Your objective - Repeat the listing that follows, character for character, minus the pictures.

Materials provided -
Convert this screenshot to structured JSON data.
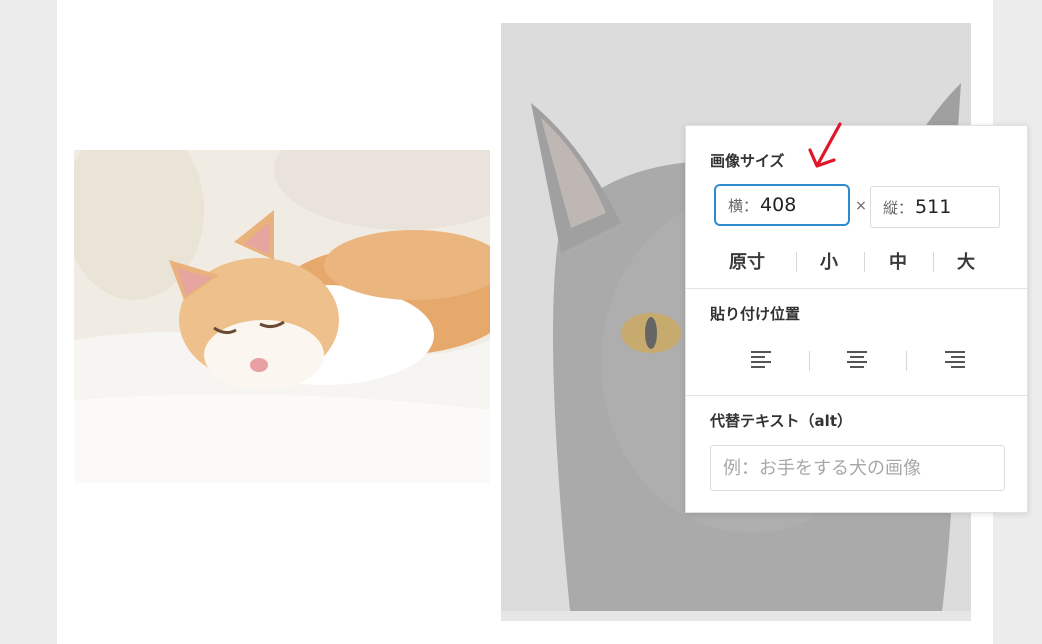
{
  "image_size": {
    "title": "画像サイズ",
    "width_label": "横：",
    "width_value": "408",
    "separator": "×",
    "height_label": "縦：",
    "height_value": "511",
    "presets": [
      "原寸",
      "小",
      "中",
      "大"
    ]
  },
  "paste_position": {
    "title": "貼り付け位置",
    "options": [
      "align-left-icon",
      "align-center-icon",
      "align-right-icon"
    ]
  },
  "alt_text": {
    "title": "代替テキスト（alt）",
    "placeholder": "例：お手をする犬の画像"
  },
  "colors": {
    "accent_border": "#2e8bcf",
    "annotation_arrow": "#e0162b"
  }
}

Task output -
Convert this screenshot to structured JSON data.
{
  "image_size": {
    "title": "画像サイズ",
    "width_label": "横：",
    "width_value": "408",
    "separator": "×",
    "height_label": "縦：",
    "height_value": "511",
    "presets": [
      "原寸",
      "小",
      "中",
      "大"
    ]
  },
  "paste_position": {
    "title": "貼り付け位置",
    "options": [
      "align-left-icon",
      "align-center-icon",
      "align-right-icon"
    ]
  },
  "alt_text": {
    "title": "代替テキスト（alt）",
    "placeholder": "例：お手をする犬の画像"
  },
  "colors": {
    "accent_border": "#2e8bcf",
    "annotation_arrow": "#e0162b"
  }
}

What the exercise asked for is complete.